→ CONSEGNA
Trascriva senza alcuna modifica il passo del dibattito consiliare sul 25 Aprile da "Presidente, colleghi Consiglieri, insolitamente" a "di classificazioni predeterminate.".

╭─ FONTE

Quindi, voterò il documento che ho sottoscritto, voterò contro il documento presentato, a prima firma, dal Consigliere Majorino, e considererò attentamente l'atteggiamento che assumerà la DC sul nostro documento.
Voglio richiamare anche un piccolo particolare: il nostro documento nella terza pagina dell'ultima parte, si richiama a leggi che la Regione ha votato. Spero che nessuno - qui non è stato fatto metta in discussione le leggi che il Consiglio ha votato su quei valori, su quella storia, su quei giudizi.



PRESIDENTE

La parola al Consigliere Nerviani.



NERVIANI Enrico

Presidente, colleghi Consiglieri, insolitamente prendo la parola per manifestare una posizione che può essere interpretata di dissenso rispetto al mio Gruppo, ma che è semplicemente di integrazione e di specificazione o comunque può essere interpretata come è: una espressione personale genuina in un dibattito che credo abbia bisogno di autenticità e non di schemi o di classificazioni predeterminate.
Qualcuno ricorda che in quest'aula raramente si è dibattuto del 25 Aprile tanto quanto si sta facendo ora. L'osservazione è giusta ed è anche pertinente. Un nuovo fatto politico, comunque, esiste e non può essere sottaciuto. Per la prima volta chi ha ereditato in parte la storia del Movimento Sociale Italiano, che ha le sue origini nella storia del nostro ventennio, entra a far parte di una coalizione di governo. Mi pare che questo dato non possa non essere messo in evidenza e pare giusto che coloro che hanno visto nel 25 Aprile della Resistenza la forza, l'espressione della contrarietà alle linee fasciste, si preoccupino e richiamino i valori fondamentali su cui la nostra Costituzione è fondata, e ricordino a tutti che l'esperienza fascista deve essere cancellata definitivamente e che non ci possono essere continuazioni di sorta; al contrario ci deve essere una decisa soluzione di continuità.
Pare sia politicamente legittimo e storicamente comprensibile, e nessuno deve gridare allo scandalo se qualche riferimento più forte al 25 Aprile viene fatto.
Diversa è la strumentalizzazione politica che qualcuno vorrebbe fare del 25 Aprile, e mi auguro che nessuno lo faccia; diversa è l'utilizzazione per un contrasto più forte in sede parlamentare di valori che sono soprattutto ideali e che, con molta prudenza, vanno trasferiti nella lotta quotidiana, nel confronto politico quotidiano, nello scontro fra i Partiti che ha più il valore della contingenza che non il valore della grande idealità, che - ripeto - va richiamata con somma misura.

╰─
╭─ RECORD DEL DATASET

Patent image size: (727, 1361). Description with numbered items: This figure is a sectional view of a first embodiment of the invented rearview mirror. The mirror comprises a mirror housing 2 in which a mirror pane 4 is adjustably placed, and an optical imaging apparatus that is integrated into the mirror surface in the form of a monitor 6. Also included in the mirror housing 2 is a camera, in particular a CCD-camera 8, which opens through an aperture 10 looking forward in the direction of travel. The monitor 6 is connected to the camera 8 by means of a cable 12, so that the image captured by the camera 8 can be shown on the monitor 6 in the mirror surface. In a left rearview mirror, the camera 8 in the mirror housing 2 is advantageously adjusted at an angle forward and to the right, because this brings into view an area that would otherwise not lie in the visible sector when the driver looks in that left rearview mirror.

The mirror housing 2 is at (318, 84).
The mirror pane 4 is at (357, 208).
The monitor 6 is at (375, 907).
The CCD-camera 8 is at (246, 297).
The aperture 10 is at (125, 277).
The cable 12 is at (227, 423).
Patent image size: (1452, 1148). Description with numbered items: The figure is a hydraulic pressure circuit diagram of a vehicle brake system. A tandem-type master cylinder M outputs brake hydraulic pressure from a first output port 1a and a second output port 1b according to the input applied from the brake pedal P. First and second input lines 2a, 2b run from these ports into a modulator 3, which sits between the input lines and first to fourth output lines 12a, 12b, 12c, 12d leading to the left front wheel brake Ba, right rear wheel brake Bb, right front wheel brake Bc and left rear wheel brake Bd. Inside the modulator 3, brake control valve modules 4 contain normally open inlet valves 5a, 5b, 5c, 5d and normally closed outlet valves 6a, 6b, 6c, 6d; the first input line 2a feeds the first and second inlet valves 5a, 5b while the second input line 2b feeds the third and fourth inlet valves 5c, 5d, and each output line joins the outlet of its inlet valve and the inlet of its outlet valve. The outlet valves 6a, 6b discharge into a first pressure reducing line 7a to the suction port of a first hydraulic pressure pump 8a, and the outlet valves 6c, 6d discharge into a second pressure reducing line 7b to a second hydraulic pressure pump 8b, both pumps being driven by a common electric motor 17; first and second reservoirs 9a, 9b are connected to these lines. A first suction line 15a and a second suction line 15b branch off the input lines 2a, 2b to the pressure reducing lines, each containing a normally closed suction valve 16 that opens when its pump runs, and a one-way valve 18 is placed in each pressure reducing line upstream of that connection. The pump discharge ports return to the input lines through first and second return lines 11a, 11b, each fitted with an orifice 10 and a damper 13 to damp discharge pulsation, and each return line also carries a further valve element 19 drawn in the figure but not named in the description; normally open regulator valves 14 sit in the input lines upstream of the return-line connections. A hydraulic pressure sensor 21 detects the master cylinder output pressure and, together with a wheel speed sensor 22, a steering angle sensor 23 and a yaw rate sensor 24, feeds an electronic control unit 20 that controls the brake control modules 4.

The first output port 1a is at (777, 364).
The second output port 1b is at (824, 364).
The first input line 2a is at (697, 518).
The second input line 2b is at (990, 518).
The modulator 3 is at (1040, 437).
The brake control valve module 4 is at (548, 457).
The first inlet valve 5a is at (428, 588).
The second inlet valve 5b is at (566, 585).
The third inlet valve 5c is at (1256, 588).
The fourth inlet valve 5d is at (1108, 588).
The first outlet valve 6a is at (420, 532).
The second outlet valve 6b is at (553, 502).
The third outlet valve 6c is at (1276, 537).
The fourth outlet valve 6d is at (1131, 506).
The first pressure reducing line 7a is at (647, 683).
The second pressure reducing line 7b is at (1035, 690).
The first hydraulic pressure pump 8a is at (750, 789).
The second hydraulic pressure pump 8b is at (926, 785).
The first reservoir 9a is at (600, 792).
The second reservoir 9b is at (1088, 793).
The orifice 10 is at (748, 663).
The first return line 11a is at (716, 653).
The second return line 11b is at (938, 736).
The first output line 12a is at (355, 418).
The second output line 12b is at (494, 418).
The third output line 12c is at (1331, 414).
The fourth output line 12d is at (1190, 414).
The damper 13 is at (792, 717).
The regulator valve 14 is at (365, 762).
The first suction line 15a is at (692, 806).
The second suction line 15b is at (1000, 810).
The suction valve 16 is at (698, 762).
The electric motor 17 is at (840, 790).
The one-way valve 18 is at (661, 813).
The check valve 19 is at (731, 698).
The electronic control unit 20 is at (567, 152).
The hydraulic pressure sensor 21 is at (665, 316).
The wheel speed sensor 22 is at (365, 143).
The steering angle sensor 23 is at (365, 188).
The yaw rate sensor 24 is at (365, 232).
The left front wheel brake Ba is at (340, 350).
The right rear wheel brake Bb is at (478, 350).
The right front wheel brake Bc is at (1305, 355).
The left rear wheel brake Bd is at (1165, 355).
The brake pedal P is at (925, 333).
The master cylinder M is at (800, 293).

╰─

→ RISPOSTA
Presidente, colleghi Consiglieri, insolitamente prendo la parola per manifestare una posizione che può essere interpretata di dissenso rispetto al mio Gruppo, ma che è semplicemente di integrazione e di specificazione o comunque può essere interpretata come è: una espressione personale genuina in un dibattito che credo abbia bisogno di autenticità e non di schemi o di classificazioni predeterminate.